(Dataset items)

***

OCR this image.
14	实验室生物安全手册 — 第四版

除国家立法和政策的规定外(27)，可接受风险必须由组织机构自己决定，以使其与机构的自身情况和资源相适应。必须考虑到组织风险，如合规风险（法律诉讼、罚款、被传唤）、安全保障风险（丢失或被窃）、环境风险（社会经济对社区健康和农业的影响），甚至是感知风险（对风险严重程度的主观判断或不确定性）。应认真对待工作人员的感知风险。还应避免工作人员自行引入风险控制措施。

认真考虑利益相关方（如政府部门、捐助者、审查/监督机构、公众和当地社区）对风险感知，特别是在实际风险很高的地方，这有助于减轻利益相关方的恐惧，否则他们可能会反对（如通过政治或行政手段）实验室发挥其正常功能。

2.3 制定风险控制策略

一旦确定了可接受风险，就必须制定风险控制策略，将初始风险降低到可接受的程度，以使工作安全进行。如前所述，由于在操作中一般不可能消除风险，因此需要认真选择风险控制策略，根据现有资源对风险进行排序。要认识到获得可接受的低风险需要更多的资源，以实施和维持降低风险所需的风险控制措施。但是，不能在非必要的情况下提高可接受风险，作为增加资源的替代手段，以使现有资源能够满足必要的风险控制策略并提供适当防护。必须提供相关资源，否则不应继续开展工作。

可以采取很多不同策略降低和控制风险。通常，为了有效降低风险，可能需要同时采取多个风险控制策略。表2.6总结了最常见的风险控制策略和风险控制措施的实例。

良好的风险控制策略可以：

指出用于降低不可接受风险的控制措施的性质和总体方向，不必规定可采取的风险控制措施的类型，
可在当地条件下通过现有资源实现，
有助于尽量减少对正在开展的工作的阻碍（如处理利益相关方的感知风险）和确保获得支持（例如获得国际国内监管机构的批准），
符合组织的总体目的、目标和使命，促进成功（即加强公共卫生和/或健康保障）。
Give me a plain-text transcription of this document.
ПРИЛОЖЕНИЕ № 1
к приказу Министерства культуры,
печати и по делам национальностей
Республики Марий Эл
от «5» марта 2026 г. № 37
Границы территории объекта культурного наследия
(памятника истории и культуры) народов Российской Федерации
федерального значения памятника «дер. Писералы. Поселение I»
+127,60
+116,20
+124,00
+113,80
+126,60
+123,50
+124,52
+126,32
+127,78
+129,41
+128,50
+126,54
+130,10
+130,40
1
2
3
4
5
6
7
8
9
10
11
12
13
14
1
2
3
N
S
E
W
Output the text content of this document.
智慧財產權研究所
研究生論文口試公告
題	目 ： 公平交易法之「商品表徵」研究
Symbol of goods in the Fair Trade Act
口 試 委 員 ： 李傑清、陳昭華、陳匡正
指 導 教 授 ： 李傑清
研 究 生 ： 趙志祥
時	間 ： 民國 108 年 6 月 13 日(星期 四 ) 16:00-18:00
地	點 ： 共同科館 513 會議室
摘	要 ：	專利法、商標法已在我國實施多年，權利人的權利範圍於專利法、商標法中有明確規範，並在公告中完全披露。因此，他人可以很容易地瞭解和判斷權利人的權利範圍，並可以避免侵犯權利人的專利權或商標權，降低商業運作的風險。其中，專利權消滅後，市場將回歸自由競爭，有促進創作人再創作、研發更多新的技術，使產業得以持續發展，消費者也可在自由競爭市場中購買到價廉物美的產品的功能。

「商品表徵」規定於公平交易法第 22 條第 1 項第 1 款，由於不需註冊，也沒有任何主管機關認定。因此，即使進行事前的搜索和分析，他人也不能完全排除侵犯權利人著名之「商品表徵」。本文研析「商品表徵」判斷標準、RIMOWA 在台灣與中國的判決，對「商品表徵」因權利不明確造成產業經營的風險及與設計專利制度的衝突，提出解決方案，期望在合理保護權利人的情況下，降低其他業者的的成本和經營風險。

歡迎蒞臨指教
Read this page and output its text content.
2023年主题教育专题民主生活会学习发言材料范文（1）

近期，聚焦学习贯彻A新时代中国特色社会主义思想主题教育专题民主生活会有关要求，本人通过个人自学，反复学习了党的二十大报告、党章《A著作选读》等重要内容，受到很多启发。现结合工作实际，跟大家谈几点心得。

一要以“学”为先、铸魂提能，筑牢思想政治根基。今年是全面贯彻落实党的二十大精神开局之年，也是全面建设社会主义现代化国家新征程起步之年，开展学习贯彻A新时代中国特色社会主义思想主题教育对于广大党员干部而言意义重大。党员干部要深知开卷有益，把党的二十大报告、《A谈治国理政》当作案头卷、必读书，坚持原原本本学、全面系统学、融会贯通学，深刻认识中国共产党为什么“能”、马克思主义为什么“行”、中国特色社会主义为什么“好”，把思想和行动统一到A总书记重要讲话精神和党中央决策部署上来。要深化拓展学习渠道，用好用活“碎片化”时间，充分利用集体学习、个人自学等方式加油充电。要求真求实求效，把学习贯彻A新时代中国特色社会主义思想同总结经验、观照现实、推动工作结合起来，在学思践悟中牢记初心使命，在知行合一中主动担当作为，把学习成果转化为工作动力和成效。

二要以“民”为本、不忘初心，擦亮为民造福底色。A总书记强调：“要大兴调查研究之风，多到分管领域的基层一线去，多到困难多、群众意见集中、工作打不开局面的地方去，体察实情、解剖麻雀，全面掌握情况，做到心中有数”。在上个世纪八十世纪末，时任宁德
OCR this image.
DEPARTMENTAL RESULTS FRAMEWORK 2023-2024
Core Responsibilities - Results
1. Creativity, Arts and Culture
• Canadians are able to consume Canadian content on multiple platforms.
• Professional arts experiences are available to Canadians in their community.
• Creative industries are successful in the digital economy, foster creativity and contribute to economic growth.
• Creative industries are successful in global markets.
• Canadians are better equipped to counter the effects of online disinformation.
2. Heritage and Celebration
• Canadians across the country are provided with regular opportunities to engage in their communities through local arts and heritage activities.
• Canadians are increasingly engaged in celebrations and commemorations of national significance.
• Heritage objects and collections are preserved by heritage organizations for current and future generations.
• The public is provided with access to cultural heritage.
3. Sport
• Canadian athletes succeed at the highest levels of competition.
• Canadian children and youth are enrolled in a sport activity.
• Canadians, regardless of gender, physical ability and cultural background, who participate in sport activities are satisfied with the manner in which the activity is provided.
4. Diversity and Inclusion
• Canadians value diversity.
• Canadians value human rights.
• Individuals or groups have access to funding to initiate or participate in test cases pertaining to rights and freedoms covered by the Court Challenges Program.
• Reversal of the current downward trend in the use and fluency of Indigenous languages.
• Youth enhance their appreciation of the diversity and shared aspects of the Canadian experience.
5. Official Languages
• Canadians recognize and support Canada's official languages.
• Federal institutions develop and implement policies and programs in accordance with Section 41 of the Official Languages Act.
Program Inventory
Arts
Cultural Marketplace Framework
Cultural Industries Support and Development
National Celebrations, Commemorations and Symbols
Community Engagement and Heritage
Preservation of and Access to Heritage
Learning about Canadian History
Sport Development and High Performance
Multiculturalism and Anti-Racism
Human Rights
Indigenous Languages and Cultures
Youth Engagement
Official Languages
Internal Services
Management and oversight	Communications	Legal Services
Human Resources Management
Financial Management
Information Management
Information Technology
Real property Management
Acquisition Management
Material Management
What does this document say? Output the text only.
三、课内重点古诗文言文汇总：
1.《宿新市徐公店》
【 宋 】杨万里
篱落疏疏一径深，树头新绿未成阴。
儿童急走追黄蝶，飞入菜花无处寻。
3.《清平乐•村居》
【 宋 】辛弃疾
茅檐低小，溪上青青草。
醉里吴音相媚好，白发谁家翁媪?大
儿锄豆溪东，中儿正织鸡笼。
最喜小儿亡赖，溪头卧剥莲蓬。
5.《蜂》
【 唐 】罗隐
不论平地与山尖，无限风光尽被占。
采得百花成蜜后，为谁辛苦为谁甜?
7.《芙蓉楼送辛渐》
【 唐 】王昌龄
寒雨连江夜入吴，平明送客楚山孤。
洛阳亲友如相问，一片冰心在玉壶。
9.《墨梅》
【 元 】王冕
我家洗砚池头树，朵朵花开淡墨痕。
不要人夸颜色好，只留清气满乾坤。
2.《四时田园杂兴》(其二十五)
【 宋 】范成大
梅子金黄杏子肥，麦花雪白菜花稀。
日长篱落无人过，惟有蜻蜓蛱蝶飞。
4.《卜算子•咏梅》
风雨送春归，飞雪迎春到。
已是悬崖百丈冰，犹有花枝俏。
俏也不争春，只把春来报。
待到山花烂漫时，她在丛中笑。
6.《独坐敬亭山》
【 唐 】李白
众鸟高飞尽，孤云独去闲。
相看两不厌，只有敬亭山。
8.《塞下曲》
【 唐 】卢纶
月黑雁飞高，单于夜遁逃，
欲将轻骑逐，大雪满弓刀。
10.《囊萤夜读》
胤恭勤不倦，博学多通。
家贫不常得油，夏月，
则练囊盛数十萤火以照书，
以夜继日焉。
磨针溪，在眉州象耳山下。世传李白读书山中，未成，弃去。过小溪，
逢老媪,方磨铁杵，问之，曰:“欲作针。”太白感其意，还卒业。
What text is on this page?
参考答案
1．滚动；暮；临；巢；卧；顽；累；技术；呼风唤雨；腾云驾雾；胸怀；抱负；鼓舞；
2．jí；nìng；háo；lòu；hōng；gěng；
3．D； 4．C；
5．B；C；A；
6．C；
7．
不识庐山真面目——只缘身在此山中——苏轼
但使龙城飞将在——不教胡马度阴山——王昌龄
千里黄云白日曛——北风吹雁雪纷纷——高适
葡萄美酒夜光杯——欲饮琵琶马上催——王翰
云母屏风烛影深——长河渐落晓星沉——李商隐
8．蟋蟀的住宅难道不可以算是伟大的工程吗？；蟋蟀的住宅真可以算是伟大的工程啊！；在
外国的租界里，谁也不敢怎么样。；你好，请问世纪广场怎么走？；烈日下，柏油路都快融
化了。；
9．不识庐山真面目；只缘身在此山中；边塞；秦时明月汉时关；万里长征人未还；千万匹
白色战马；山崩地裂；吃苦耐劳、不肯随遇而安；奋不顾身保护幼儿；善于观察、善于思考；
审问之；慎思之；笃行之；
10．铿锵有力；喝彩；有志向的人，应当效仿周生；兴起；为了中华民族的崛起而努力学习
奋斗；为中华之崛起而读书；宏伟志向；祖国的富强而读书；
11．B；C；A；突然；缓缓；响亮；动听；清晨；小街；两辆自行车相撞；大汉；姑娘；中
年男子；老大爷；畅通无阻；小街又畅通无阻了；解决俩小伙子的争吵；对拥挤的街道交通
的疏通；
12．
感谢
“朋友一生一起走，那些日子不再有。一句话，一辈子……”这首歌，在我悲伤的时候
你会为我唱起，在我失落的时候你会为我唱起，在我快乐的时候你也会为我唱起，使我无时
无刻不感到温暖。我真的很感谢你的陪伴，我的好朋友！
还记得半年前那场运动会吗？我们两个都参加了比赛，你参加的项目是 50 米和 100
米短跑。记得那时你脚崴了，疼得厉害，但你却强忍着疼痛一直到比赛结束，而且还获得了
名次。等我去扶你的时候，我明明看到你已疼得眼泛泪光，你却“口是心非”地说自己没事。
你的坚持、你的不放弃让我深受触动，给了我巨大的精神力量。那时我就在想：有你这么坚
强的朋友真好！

***

▸ Written instruction
Pick out the lines above containing the word "Services", then copy them.

▸ Written answer
Internal Services
Management and oversight	Communications	Legal Services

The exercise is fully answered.